*Requirements*
Extract every entry word for word.

*Dataset entries*
• • •

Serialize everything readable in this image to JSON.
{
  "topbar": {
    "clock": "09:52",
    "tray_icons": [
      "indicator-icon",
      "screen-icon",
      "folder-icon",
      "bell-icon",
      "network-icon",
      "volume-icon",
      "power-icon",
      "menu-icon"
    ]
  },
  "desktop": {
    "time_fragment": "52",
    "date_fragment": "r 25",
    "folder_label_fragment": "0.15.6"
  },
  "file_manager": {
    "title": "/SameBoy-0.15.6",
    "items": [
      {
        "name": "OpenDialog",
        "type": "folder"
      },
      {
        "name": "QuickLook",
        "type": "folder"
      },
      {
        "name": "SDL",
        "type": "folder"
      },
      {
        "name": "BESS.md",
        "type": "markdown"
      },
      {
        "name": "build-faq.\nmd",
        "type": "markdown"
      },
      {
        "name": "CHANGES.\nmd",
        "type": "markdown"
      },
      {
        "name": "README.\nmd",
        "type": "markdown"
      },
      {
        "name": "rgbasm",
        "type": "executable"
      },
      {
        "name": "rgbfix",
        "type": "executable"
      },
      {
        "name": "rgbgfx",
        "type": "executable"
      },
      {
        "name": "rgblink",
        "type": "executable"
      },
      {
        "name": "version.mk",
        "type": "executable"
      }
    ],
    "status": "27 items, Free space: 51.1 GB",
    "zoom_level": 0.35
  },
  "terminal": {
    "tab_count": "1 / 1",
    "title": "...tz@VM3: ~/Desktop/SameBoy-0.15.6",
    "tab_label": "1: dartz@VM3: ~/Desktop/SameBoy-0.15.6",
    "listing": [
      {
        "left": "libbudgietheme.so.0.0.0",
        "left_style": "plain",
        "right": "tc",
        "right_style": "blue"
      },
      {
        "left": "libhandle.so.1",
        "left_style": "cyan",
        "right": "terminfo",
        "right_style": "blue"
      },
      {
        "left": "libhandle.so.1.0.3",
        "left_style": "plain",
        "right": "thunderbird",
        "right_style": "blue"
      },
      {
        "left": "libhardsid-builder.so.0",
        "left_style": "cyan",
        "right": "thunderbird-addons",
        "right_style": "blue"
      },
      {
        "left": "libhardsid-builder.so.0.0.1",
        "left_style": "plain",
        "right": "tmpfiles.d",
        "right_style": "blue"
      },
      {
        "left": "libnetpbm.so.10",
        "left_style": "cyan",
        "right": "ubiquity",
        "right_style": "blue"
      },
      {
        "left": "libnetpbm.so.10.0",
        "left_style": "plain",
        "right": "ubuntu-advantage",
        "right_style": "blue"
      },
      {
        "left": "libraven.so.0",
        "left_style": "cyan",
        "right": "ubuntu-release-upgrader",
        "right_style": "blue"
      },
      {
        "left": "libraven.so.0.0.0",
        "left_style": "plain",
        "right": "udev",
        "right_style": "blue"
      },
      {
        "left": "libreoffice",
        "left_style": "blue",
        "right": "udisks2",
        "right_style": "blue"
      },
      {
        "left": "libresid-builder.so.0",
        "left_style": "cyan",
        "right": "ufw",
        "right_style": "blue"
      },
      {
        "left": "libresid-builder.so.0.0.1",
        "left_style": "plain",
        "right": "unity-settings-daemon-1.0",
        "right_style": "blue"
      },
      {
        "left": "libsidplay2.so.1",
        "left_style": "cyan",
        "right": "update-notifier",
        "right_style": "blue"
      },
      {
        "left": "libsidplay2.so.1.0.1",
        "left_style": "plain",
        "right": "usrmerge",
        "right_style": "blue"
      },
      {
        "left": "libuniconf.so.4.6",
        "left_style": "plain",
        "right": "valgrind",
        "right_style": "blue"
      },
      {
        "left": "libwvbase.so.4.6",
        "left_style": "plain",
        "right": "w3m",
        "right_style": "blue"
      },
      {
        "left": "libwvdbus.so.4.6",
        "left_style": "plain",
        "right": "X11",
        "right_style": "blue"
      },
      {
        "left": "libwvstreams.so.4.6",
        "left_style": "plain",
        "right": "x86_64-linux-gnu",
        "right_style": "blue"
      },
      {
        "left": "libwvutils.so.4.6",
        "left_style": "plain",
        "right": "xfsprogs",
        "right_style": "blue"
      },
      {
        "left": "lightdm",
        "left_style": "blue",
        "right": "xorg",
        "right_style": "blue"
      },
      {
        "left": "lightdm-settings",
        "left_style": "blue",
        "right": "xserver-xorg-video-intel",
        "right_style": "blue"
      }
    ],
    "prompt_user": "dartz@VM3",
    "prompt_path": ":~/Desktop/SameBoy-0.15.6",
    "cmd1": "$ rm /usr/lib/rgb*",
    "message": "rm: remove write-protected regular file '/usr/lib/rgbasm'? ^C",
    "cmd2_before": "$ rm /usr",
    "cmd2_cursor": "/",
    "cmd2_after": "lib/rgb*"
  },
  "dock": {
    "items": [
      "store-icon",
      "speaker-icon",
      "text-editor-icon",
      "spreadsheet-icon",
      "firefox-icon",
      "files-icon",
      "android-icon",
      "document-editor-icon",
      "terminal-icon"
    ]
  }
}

• • •

*Complete output*
Serialize everything readable in this image to JSON.
{
  "topbar": {
    "clock": "09:52",
    "tray_icons": [
      "indicator-icon",
      "screen-icon",
      "folder-icon",
      "bell-icon",
      "network-icon",
      "volume-icon",
      "power-icon",
      "menu-icon"
    ]
  },
  "desktop": {
    "time_fragment": "52",
    "date_fragment": "r 25",
    "folder_label_fragment": "0.15.6"
  },
  "file_manager": {
    "title": "/SameBoy-0.15.6",
    "items": [
      {
        "name": "OpenDialog",
        "type": "folder"
      },
      {
        "name": "QuickLook",
        "type": "folder"
      },
      {
        "name": "SDL",
        "type": "folder"
      },
      {
        "name": "BESS.md",
        "type": "markdown"
      },
      {
        "name": "build-faq.\nmd",
        "type": "markdown"
      },
      {
        "name": "CHANGES.\nmd",
        "type": "markdown"
      },
      {
        "name": "README.\nmd",
        "type": "markdown"
      },
      {
        "name": "rgbasm",
        "type": "executable"
      },
      {
        "name": "rgbfix",
        "type": "executable"
      },
      {
        "name": "rgbgfx",
        "type": "executable"
      },
      {
        "name": "rgblink",
        "type": "executable"
      },
      {
        "name": "version.mk",
        "type": "executable"
      }
    ],
    "status": "27 items, Free space: 51.1 GB",
    "zoom_level": 0.35
  },
  "terminal": {
    "tab_count": "1 / 1",
    "title": "...tz@VM3: ~/Desktop/SameBoy-0.15.6",
    "tab_label": "1: dartz@VM3: ~/Desktop/SameBoy-0.15.6",
    "listing": [
      {
        "left": "libbudgietheme.so.0.0.0",
        "left_style": "plain",
        "right": "tc",
        "right_style": "blue"
      },
      {
        "left": "libhandle.so.1",
        "left_style": "cyan",
        "right": "terminfo",
        "right_style": "blue"
      },
      {
        "left": "libhandle.so.1.0.3",
        "left_style": "plain",
        "right": "thunderbird",
        "right_style": "blue"
      },
      {
        "left": "libhardsid-builder.so.0",
        "left_style": "cyan",
        "right": "thunderbird-addons",
        "right_style": "blue"
      },
      {
        "left": "libhardsid-builder.so.0.0.1",
        "left_style": "plain",
        "right": "tmpfiles.d",
        "right_style": "blue"
      },
      {
        "left": "libnetpbm.so.10",
        "left_style": "cyan",
        "right": "ubiquity",
        "right_style": "blue"
      },
      {
        "left": "libnetpbm.so.10.0",
        "left_style": "plain",
        "right": "ubuntu-advantage",
        "right_style": "blue"
      },
      {
        "left": "libraven.so.0",
        "left_style": "cyan",
        "right": "ubuntu-release-upgrader",
        "right_style": "blue"
      },
      {
        "left": "libraven.so.0.0.0",
        "left_style": "plain",
        "right": "udev",
        "right_style": "blue"
      },
      {
        "left": "libreoffice",
        "left_style": "blue",
        "right": "udisks2",
        "right_style": "blue"
      },
      {
        "left": "libresid-builder.so.0",
        "left_style": "cyan",
        "right": "ufw",
        "right_style": "blue"
      },
      {
        "left": "libresid-builder.so.0.0.1",
        "left_style": "plain",
        "right": "unity-settings-daemon-1.0",
        "right_style": "blue"
      },
      {
        "left": "libsidplay2.so.1",
        "left_style": "cyan",
        "right": "update-notifier",
        "right_style": "blue"
      },
      {
        "left": "libsidplay2.so.1.0.1",
        "left_style": "plain",
        "right": "usrmerge",
        "right_style": "blue"
      },
      {
        "left": "libuniconf.so.4.6",
        "left_style": "plain",
        "right": "valgrind",
        "right_style": "blue"
      },
      {
        "left": "libwvbase.so.4.6",
        "left_style": "plain",
        "right": "w3m",
        "right_style": "blue"
      },
      {
        "left": "libwvdbus.so.4.6",
        "left_style": "plain",
        "right": "X11",
        "right_style": "blue"
      },
      {
        "left": "libwvstreams.so.4.6",
        "left_style": "plain",
        "right": "x86_64-linux-gnu",
        "right_style": "blue"
      },
      {
        "left": "libwvutils.so.4.6",
        "left_style": "plain",
        "right": "xfsprogs",
        "right_style": "blue"
      },
      {
        "left": "lightdm",
        "left_style": "blue",
        "right": "xorg",
        "right_style": "blue"
      },
      {
        "left": "lightdm-settings",
        "left_style": "blue",
        "right": "xserver-xorg-video-intel",
        "right_style": "blue"
      }
    ],
    "prompt_user": "dartz@VM3",
    "prompt_path": ":~/Desktop/SameBoy-0.15.6",
    "cmd1": "$ rm /usr/lib/rgb*",
    "message": "rm: remove write-protected regular file '/usr/lib/rgbasm'? ^C",
    "cmd2_before": "$ rm /usr",
    "cmd2_cursor": "/",
    "cmd2_after": "lib/rgb*"
  },
  "dock": {
    "items": [
      "store-icon",
      "speaker-icon",
      "text-editor-icon",
      "spreadsheet-icon",
      "firefox-icon",
      "files-icon",
      "android-icon",
      "document-editor-icon",
      "terminal-icon"
    ]
  }
}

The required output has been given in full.